▶ **Given instruction**: Check every line for the word "Nova" and state how many lines have it. Reply with the number alone.

▶ **Data extract**:

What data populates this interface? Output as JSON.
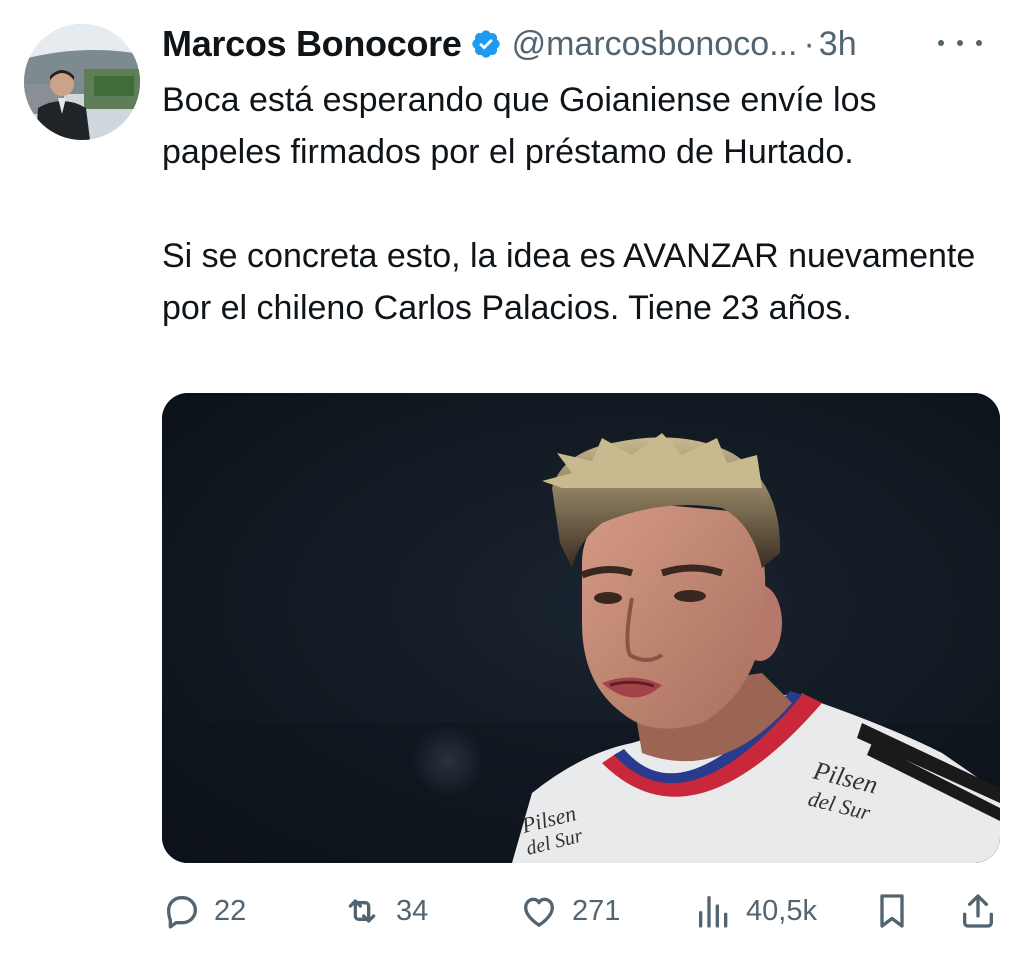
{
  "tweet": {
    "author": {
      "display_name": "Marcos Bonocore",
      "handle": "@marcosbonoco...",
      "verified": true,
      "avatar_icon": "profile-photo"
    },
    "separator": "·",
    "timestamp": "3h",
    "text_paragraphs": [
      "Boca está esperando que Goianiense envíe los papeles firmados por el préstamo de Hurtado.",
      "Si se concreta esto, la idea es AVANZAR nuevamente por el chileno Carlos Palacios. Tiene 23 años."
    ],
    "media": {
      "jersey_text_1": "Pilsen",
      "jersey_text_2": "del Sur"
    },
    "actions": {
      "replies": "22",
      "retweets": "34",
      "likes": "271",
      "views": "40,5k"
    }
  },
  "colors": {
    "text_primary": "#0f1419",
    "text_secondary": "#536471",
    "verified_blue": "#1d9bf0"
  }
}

==

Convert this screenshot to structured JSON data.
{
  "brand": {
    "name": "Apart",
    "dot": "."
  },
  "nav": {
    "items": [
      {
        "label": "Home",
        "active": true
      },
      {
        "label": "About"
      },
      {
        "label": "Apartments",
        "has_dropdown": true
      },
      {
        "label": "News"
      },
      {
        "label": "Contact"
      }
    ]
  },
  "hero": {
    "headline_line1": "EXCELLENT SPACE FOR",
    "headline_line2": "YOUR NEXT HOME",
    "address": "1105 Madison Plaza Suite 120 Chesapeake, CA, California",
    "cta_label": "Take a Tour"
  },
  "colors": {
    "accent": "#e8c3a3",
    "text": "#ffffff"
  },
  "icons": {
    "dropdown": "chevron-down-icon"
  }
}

---

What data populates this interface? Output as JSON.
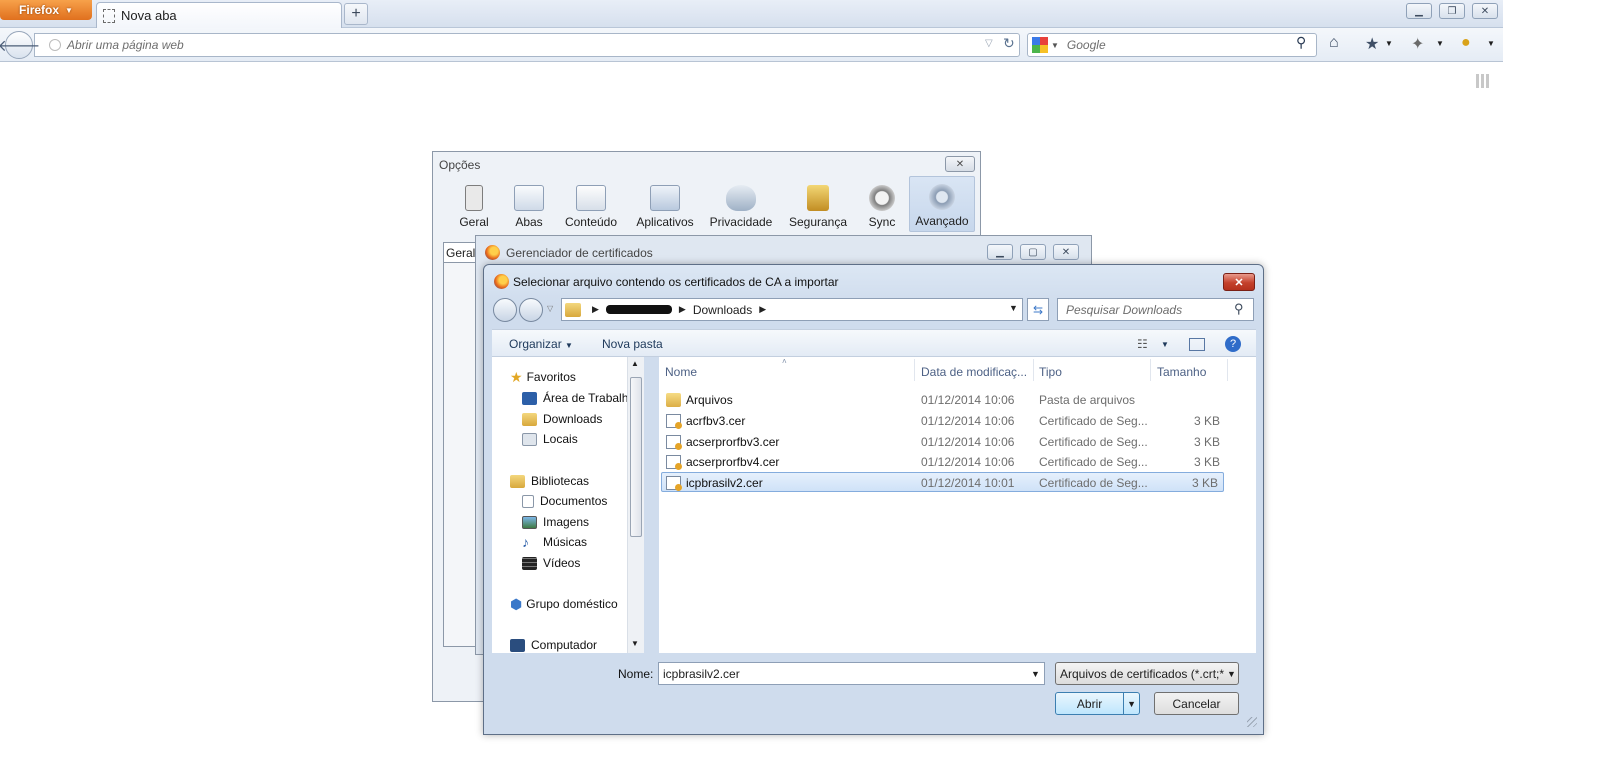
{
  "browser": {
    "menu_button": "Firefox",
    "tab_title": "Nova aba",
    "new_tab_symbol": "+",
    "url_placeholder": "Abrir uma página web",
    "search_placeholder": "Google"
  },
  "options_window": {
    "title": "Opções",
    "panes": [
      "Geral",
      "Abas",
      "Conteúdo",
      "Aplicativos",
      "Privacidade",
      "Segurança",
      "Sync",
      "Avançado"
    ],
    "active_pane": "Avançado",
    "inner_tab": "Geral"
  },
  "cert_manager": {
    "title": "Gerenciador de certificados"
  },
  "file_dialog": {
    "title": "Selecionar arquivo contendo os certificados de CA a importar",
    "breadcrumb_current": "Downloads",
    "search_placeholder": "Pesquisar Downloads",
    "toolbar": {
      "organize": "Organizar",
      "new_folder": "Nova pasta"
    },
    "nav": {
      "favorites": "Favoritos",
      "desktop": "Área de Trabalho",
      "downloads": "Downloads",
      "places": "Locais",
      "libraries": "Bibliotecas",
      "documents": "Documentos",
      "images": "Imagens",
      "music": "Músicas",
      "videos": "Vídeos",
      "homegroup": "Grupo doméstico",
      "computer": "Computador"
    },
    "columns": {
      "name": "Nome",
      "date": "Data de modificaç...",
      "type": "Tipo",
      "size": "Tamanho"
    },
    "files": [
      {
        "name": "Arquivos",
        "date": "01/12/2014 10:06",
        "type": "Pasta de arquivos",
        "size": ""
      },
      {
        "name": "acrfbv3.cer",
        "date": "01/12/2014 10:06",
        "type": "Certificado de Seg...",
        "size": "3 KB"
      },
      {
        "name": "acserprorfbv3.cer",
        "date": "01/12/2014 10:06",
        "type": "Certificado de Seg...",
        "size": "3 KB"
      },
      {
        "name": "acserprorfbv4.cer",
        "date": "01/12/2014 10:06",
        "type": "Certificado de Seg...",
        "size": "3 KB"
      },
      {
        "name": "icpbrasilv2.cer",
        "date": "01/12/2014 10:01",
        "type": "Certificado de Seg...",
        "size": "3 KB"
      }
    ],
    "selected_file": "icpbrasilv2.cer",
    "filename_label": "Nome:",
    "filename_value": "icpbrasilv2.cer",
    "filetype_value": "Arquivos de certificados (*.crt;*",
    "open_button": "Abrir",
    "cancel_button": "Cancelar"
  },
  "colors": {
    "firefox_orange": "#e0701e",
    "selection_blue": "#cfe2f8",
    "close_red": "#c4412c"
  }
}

▶ **Reply to the exercise**: 2